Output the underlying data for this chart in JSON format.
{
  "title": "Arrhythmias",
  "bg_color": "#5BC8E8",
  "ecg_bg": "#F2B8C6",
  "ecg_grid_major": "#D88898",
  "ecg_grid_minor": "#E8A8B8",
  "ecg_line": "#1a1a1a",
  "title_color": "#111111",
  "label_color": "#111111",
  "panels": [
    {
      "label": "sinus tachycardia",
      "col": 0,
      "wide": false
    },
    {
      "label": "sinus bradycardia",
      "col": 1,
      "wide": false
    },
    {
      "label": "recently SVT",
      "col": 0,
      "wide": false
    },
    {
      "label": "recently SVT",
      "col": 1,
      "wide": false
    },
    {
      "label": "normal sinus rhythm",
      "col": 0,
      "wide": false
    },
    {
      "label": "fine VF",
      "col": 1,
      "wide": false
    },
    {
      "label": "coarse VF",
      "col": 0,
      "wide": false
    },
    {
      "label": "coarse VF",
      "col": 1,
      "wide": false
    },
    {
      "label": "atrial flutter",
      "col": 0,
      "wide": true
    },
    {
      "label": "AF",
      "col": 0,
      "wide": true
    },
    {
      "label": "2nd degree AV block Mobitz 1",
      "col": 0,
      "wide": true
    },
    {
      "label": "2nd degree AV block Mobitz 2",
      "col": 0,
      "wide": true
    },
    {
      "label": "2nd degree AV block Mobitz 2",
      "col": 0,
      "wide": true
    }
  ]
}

## The request
Point out every line holding the string "sinus" and copy it.

## Completed task
      "label": "sinus tachycardia",
      "label": "sinus bradycardia",
      "label": "normal sinus rhythm",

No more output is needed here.